**Provided data:**
☆ ☆ ☆ ☆ ☆
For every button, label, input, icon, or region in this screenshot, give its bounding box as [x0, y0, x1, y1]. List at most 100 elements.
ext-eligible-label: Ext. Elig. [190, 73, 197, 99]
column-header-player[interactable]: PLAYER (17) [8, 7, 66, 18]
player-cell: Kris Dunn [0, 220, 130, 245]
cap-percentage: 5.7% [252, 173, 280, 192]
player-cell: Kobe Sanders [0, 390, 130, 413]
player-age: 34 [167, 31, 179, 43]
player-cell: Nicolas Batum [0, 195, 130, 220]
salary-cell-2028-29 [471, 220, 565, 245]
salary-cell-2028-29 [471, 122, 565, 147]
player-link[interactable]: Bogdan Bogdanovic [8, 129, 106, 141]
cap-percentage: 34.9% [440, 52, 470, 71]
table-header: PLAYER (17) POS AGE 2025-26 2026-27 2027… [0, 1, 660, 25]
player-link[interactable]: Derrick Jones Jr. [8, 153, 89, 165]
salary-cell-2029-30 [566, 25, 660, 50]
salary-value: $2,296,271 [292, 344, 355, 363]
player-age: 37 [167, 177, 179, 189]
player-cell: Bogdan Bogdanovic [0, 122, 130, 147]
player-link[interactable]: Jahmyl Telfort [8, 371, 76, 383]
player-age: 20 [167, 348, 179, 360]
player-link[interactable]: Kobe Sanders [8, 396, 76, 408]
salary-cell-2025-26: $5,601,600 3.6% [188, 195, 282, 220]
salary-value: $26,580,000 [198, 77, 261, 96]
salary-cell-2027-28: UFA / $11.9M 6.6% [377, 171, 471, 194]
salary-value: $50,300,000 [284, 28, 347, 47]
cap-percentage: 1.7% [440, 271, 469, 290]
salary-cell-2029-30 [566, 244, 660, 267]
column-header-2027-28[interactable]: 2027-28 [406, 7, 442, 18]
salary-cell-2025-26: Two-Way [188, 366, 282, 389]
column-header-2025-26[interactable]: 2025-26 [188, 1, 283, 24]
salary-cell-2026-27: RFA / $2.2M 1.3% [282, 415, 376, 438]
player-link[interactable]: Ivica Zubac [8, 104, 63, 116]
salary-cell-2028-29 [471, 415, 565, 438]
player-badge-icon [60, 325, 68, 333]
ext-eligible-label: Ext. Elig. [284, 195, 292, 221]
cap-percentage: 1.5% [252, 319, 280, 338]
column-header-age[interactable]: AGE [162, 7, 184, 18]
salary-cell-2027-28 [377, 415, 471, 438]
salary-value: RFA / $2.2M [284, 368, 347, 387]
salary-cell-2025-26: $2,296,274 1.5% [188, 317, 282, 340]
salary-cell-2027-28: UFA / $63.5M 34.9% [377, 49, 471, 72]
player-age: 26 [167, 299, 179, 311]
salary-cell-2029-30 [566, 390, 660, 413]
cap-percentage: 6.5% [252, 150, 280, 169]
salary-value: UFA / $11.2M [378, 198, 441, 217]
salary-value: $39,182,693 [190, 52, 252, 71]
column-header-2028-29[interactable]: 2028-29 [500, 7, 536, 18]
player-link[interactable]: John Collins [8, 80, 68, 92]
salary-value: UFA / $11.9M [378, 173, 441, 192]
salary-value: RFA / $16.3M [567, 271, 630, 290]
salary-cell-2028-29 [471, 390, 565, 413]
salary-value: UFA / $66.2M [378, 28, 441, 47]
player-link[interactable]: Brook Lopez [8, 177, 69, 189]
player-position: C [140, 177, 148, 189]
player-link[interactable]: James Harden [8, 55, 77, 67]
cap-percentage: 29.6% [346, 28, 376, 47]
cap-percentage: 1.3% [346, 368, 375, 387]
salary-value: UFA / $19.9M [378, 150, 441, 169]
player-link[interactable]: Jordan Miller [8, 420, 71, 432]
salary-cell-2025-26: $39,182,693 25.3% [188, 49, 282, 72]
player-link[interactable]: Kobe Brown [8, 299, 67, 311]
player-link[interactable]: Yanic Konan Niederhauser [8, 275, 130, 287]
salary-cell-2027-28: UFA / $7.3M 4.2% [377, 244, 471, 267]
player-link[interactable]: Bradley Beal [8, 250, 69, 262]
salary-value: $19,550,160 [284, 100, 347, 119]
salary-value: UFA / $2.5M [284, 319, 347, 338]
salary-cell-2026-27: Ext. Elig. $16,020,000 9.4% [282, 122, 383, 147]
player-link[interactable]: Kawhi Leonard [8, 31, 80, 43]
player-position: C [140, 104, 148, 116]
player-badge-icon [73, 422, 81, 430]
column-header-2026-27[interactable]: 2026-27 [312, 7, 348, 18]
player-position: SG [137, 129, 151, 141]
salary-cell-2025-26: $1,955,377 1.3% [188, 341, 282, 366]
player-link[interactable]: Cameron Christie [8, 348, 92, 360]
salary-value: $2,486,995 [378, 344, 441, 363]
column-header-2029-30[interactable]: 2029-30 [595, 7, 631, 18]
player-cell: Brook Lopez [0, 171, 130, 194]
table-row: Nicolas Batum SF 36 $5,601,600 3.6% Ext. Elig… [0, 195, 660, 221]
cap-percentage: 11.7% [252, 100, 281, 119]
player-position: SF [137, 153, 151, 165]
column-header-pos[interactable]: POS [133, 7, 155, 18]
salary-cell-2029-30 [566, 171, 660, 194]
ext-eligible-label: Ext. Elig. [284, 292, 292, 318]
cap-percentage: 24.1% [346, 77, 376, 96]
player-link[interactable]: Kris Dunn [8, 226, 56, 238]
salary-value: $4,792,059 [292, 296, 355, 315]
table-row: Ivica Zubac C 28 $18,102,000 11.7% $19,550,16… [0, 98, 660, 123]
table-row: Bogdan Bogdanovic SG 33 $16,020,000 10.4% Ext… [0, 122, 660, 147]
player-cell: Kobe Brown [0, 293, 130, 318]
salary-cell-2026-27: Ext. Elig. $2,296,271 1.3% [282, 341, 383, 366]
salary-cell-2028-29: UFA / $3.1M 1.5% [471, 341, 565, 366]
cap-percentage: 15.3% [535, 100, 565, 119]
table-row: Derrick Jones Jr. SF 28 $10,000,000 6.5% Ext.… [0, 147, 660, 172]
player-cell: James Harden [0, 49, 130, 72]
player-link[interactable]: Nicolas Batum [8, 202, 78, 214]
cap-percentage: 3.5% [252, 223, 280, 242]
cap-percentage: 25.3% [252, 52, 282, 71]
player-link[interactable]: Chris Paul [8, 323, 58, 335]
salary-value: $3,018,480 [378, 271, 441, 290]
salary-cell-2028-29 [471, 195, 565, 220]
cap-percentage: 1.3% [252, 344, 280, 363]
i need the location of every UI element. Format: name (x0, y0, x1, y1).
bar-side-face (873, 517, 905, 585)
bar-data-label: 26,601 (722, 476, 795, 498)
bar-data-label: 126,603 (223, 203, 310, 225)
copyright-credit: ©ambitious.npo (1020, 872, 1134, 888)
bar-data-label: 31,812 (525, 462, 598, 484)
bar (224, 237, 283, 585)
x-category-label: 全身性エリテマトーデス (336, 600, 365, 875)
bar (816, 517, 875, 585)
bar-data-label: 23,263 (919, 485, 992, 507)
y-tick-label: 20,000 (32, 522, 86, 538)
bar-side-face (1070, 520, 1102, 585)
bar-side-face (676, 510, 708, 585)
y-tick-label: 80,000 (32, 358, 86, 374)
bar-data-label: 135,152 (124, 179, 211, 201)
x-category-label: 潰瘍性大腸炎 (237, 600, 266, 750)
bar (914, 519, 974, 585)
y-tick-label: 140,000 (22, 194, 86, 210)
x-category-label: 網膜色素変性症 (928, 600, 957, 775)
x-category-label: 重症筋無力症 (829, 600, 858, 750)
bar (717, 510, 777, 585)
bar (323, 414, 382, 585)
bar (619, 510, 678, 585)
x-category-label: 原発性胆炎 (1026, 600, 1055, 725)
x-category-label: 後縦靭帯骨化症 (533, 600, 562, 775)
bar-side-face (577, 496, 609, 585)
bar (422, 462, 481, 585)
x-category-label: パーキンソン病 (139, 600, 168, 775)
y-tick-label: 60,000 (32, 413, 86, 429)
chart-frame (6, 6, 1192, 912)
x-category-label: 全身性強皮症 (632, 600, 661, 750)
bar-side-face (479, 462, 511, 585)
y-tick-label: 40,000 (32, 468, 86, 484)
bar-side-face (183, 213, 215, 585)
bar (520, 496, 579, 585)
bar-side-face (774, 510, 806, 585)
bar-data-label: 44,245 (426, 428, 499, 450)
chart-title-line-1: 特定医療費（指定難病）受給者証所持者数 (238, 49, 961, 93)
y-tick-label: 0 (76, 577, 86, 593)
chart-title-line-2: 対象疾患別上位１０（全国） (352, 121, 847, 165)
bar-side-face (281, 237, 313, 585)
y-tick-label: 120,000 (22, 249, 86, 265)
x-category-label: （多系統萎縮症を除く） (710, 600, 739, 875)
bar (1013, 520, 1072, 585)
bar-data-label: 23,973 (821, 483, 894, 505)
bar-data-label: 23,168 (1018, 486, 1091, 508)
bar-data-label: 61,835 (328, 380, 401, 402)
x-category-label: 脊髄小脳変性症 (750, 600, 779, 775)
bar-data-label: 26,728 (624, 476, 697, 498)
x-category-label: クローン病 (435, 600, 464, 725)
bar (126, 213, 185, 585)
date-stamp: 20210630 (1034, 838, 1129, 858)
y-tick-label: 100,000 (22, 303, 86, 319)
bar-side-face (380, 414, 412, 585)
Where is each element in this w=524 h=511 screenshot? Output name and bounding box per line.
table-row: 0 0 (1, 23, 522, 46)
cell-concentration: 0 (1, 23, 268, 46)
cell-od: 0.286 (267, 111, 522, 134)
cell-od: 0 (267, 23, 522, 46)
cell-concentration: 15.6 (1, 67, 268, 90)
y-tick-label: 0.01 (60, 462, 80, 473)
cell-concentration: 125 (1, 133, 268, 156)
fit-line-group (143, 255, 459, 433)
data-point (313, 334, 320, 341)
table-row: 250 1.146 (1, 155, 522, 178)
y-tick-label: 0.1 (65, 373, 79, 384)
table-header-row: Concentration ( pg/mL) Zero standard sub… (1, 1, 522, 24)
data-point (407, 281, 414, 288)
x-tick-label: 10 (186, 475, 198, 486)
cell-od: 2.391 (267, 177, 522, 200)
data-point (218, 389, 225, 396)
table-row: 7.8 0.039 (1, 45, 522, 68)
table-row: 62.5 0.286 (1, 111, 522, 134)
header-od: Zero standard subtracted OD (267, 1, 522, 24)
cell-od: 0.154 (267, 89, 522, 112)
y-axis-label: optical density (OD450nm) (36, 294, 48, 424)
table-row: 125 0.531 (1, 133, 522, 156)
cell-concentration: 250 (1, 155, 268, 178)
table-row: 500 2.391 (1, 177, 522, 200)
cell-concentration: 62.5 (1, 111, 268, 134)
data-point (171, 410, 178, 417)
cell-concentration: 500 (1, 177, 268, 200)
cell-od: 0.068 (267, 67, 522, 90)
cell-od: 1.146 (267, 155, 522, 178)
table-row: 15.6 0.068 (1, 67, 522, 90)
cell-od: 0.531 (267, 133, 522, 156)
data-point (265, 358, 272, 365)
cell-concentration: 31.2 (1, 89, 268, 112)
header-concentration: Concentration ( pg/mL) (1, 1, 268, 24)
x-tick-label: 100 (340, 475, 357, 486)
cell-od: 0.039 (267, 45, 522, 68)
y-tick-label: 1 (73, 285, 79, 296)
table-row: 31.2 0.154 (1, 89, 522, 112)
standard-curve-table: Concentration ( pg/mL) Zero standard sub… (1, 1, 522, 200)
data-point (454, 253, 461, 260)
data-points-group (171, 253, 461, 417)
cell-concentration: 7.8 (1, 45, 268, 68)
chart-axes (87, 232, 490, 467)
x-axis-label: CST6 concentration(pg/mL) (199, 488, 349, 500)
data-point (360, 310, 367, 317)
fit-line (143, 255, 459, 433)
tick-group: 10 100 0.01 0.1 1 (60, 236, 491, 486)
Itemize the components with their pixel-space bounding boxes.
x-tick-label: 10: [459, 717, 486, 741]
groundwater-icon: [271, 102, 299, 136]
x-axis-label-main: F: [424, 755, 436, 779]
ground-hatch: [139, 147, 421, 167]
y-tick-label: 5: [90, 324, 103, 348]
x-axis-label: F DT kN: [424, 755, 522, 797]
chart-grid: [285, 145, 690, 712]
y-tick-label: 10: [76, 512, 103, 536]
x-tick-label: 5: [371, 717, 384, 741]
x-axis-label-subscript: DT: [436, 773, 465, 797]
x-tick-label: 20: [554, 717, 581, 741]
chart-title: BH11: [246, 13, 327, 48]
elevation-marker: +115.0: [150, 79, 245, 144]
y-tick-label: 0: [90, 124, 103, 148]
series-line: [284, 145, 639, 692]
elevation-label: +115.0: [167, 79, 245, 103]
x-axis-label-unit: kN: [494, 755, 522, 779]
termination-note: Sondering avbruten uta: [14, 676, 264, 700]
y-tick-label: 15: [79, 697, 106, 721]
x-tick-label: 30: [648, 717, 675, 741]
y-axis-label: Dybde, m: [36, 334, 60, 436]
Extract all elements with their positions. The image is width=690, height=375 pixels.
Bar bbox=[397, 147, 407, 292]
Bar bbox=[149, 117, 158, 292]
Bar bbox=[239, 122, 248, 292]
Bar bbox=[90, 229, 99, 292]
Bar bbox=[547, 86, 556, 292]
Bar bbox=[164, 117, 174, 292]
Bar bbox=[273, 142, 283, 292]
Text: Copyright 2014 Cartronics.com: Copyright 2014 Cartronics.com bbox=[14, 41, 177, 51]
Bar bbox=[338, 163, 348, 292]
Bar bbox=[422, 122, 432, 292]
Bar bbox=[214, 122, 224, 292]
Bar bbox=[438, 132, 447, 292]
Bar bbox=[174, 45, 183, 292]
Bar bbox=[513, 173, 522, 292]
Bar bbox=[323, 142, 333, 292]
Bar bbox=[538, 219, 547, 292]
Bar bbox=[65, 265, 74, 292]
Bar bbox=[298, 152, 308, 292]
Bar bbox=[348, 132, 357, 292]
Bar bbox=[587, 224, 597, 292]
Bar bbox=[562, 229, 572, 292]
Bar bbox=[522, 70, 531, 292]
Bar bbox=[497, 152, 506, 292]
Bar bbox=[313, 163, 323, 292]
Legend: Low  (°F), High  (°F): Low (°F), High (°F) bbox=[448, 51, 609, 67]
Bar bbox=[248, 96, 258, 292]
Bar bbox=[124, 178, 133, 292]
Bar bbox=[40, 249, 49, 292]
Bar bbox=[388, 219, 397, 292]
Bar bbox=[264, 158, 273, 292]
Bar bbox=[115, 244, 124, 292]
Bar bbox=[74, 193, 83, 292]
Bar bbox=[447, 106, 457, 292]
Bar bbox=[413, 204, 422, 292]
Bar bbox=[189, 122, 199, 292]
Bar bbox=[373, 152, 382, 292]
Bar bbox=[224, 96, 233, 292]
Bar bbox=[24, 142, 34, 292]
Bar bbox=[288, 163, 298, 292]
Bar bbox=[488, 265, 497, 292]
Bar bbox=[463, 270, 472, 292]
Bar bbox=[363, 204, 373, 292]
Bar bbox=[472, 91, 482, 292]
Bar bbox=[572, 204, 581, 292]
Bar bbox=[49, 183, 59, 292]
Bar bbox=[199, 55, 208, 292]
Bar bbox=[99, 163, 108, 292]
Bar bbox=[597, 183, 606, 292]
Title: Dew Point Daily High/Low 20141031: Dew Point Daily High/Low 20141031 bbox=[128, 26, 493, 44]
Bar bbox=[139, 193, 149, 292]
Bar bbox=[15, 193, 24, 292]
☆ ☆ ☆ ☆ ☆
Return the entries unchanged, from the first line through the line containing "salary-cell-2028-29 [471, 220, 565, 245]". Include that final line.

**Solution below:**
For every button, label, input, icon, or region in this screenshot, give its bounding box as [x0, y0, x1, y1]. List at most 100 elements.
ext-eligible-label: Ext. Elig. [190, 73, 197, 99]
column-header-player[interactable]: PLAYER (17) [8, 7, 66, 18]
player-cell: Kris Dunn [0, 220, 130, 245]
cap-percentage: 5.7% [252, 173, 280, 192]
player-cell: Kobe Sanders [0, 390, 130, 413]
player-age: 34 [167, 31, 179, 43]
player-cell: Nicolas Batum [0, 195, 130, 220]
salary-cell-2028-29 [471, 220, 565, 245]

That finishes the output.